## RECORDED INFORMATION
-*-*-
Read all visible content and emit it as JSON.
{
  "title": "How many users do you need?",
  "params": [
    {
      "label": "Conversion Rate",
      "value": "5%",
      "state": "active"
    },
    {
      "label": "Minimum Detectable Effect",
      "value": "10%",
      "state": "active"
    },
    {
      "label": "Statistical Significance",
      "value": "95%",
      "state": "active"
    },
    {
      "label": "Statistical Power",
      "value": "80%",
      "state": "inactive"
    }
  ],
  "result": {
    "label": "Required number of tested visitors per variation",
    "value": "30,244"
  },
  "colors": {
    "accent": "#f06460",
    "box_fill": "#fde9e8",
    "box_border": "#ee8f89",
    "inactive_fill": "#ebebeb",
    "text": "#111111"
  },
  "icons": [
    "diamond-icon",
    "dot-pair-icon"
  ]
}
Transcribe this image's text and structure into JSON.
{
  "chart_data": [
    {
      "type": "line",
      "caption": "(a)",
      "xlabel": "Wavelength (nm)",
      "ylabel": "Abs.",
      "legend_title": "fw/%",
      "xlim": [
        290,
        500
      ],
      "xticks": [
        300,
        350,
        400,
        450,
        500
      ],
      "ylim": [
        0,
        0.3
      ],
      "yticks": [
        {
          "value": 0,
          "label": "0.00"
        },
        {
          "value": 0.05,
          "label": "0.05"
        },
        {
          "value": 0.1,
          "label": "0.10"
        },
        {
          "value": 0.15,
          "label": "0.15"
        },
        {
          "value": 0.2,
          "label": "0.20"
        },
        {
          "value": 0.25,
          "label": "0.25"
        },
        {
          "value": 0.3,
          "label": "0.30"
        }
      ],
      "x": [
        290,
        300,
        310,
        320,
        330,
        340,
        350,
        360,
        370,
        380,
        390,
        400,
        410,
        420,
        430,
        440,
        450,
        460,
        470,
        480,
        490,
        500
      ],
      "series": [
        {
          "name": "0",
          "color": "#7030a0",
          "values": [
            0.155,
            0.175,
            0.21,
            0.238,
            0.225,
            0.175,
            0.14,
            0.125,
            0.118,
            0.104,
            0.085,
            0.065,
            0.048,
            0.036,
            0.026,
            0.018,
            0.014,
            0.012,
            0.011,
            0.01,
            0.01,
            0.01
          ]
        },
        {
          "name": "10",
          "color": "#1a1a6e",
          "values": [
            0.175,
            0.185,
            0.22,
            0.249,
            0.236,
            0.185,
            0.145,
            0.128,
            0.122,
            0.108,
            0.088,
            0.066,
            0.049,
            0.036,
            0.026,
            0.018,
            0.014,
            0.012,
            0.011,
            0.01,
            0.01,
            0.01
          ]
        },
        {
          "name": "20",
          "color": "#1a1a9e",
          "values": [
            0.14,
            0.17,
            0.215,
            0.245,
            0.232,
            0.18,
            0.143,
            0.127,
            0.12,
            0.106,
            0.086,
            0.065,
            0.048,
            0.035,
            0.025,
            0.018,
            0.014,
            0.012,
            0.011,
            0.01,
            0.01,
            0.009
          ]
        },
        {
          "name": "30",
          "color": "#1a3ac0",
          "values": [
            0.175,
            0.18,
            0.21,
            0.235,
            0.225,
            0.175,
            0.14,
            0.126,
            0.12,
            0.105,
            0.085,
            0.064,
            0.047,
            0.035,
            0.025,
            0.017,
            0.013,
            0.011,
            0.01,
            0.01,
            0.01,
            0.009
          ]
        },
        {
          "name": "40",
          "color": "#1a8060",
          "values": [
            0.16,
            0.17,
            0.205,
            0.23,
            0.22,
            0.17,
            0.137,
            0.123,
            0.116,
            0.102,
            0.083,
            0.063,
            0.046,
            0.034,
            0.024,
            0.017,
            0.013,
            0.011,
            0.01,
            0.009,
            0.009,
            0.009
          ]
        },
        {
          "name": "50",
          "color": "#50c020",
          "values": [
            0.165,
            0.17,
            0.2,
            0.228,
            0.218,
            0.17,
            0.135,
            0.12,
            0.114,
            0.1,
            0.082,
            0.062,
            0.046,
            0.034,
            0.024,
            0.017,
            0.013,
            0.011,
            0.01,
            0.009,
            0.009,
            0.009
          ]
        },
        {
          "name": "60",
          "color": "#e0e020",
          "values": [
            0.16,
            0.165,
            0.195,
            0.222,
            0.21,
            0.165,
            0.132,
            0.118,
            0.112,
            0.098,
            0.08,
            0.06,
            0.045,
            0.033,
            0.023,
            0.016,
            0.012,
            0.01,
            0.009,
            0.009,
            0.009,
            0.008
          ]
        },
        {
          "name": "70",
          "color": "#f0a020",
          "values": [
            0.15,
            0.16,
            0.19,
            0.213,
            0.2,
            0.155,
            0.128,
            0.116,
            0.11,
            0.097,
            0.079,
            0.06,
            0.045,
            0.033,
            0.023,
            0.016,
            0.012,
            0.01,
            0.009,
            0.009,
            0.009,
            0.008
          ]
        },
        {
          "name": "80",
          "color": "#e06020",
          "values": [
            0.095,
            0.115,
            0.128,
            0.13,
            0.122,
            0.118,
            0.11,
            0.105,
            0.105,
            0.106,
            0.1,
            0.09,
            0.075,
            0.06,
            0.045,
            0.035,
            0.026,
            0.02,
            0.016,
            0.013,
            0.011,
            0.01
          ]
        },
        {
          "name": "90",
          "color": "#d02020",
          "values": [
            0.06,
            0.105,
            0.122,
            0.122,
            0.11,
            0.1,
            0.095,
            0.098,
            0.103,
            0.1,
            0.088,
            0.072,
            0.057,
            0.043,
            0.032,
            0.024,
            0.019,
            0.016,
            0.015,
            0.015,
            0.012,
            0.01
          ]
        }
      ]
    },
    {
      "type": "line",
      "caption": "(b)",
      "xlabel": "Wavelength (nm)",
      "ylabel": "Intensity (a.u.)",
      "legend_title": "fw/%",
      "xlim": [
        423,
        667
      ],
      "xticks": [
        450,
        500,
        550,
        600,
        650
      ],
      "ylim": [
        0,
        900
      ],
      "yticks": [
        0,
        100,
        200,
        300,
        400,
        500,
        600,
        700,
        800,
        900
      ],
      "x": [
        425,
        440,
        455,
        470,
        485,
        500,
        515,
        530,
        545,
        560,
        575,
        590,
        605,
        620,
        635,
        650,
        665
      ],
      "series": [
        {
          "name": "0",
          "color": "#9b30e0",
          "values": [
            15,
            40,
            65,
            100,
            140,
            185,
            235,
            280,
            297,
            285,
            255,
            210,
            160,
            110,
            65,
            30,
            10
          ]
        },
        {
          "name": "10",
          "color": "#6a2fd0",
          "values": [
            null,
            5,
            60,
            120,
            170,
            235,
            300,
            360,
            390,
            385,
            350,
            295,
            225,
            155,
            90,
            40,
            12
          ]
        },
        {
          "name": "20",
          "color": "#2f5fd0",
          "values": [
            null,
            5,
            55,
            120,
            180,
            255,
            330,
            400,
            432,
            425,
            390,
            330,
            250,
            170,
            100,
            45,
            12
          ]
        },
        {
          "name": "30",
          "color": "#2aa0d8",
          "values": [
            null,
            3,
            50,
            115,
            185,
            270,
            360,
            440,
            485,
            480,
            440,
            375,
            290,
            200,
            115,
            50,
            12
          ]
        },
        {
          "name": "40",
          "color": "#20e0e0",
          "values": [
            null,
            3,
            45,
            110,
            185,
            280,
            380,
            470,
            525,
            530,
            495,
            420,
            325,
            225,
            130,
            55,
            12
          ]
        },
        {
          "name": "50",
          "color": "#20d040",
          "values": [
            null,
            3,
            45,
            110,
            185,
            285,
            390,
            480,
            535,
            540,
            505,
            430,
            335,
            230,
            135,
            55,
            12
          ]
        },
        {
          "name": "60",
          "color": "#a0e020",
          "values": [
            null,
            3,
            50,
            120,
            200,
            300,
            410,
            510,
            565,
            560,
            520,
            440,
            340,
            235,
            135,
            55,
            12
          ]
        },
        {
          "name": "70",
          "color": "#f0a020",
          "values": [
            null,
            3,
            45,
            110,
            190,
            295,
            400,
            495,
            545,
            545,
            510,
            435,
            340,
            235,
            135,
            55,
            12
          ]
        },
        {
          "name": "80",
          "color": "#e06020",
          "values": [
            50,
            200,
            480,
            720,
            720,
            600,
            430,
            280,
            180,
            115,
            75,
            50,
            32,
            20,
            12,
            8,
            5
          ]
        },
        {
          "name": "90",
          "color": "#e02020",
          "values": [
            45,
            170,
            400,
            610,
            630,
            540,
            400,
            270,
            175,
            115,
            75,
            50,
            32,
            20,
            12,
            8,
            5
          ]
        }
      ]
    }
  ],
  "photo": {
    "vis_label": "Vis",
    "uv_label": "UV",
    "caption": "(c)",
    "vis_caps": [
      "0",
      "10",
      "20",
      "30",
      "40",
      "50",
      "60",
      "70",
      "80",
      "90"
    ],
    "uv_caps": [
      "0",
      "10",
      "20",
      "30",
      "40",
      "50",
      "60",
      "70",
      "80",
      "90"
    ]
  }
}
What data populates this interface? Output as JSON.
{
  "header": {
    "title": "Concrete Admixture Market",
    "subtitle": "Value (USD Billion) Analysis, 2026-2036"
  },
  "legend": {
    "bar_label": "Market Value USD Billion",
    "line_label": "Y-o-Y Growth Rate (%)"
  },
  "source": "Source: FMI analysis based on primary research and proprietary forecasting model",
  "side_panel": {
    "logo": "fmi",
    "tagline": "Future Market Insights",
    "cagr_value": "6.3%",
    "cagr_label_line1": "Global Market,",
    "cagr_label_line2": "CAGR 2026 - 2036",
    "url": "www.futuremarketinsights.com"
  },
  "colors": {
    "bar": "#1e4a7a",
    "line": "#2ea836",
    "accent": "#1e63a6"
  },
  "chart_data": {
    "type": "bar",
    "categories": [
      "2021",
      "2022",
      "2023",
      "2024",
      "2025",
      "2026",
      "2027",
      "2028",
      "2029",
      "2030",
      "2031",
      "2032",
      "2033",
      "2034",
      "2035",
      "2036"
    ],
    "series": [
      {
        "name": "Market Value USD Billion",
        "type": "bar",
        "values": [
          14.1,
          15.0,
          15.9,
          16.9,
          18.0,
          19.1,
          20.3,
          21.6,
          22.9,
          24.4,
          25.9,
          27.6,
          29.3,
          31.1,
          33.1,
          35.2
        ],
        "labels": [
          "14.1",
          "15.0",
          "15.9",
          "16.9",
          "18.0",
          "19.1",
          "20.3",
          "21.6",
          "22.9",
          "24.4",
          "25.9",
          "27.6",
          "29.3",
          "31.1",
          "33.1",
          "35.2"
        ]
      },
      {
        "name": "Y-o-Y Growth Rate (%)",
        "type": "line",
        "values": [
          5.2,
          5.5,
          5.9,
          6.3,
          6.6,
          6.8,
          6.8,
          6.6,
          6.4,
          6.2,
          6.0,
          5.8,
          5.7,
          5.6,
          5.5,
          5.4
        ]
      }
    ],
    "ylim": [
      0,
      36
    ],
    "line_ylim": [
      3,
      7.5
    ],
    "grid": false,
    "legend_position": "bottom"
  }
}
-*-*-
## WHAT IS REQUIRED
From the records above, pick out and copy each line holding the word "Billion".

## WRITTEN ANSWER
    "subtitle": "Value (USD Billion) Analysis, 2026-2036"
    "bar_label": "Market Value USD Billion",
        "name": "Market Value USD Billion",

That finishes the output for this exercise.